Entries provided:
________________________________________

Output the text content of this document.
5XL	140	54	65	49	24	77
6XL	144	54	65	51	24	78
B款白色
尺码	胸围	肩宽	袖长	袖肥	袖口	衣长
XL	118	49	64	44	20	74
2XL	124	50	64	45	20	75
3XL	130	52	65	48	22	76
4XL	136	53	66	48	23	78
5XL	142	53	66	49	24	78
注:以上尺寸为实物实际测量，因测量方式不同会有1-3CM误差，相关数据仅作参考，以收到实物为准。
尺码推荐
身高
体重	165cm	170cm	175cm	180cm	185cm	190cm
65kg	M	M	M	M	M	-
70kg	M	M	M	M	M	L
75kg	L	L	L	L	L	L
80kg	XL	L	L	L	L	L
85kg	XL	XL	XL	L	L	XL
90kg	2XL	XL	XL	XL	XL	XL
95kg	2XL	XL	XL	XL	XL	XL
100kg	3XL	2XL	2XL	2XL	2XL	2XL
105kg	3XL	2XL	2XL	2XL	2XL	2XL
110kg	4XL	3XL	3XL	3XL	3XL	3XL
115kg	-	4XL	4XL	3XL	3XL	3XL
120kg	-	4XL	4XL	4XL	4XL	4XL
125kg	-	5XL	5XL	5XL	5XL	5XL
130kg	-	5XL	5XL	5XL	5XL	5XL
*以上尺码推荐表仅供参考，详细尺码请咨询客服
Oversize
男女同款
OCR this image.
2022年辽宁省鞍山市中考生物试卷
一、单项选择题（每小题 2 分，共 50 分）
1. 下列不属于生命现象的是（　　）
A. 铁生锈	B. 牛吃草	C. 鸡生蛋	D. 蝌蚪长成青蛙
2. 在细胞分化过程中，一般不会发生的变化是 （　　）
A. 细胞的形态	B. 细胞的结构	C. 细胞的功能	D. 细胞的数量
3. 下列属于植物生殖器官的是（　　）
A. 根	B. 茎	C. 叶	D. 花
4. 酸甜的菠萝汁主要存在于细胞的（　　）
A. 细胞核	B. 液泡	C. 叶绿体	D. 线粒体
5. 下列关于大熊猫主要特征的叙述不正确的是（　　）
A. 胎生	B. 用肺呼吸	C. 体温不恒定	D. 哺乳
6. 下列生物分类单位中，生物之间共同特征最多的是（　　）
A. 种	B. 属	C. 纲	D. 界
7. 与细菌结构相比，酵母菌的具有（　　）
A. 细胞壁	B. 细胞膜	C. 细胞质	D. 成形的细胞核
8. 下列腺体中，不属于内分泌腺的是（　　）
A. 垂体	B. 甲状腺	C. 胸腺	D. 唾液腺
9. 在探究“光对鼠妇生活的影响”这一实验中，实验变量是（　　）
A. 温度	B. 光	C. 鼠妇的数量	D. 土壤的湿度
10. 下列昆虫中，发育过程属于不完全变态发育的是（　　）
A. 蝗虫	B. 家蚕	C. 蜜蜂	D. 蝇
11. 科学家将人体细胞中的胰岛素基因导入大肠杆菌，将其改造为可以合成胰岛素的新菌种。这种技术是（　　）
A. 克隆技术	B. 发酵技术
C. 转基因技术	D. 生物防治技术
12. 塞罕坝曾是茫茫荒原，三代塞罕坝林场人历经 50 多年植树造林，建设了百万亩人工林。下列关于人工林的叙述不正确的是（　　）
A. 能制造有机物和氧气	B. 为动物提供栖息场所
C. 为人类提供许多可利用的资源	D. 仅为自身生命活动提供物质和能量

________________________________________

Short task: Each line of the material that holds the string "this" counts once; give the total alone.

Exercise response: 2